== Task input

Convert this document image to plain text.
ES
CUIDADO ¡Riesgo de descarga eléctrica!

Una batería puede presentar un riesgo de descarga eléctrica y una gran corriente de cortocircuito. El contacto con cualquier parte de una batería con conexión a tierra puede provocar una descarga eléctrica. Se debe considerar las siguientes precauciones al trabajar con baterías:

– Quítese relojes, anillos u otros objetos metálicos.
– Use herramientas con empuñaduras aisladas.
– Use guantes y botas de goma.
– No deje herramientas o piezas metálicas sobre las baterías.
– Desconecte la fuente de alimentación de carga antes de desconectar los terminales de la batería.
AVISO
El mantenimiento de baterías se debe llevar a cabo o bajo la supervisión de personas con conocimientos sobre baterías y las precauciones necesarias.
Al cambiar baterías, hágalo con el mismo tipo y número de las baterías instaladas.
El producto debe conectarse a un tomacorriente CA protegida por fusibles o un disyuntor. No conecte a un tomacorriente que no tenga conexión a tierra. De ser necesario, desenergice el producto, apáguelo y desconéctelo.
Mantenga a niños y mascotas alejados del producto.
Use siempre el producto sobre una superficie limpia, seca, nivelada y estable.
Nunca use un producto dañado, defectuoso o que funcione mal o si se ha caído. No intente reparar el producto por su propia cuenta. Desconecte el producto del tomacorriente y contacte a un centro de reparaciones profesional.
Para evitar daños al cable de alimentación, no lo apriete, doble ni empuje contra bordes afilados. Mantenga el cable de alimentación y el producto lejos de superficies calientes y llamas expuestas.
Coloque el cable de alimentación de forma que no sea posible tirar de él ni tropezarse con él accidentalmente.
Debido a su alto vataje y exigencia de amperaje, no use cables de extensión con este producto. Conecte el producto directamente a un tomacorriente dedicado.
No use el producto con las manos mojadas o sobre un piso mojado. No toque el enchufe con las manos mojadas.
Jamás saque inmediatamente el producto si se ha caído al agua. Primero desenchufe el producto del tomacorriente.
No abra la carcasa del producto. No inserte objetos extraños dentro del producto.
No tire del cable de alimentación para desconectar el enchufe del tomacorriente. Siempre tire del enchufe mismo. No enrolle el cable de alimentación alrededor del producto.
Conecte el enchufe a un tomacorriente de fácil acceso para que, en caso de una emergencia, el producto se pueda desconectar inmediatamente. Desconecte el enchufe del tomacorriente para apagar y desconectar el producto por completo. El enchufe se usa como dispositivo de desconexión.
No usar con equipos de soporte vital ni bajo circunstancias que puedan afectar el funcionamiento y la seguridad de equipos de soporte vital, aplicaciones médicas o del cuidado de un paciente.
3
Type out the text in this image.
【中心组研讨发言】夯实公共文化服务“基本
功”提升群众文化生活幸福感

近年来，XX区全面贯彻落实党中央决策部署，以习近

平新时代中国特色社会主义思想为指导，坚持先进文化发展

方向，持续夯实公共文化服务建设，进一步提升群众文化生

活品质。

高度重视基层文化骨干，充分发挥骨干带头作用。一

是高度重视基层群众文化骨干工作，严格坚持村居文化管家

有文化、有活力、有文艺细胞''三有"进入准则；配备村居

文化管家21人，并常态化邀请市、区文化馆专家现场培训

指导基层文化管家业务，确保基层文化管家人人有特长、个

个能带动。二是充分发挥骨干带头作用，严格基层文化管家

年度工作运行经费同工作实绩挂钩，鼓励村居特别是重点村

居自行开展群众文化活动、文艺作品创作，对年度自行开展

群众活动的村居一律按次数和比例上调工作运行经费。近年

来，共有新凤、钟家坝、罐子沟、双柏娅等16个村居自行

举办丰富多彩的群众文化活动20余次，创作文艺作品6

====

| Required task |
Find each line holding the word "alimentación" and copy it.

| The completed task |
– Desconecte la fuente de alimentación de carga antes de desconectar los terminales de la batería.
Para evitar daños al cable de alimentación, no lo apriete, doble ni empuje contra bordes afilados. Mantenga el cable de alimentación y el producto lejos de superficies calientes y llamas expuestas.
Coloque el cable de alimentación de forma que no sea posible tirar de él ni tropezarse con él accidentalmente.
No tire del cable de alimentación para desconectar el enchufe del tomacorriente. Siempre tire del enchufe mismo. No enrolle el cable de alimentación alrededor del producto.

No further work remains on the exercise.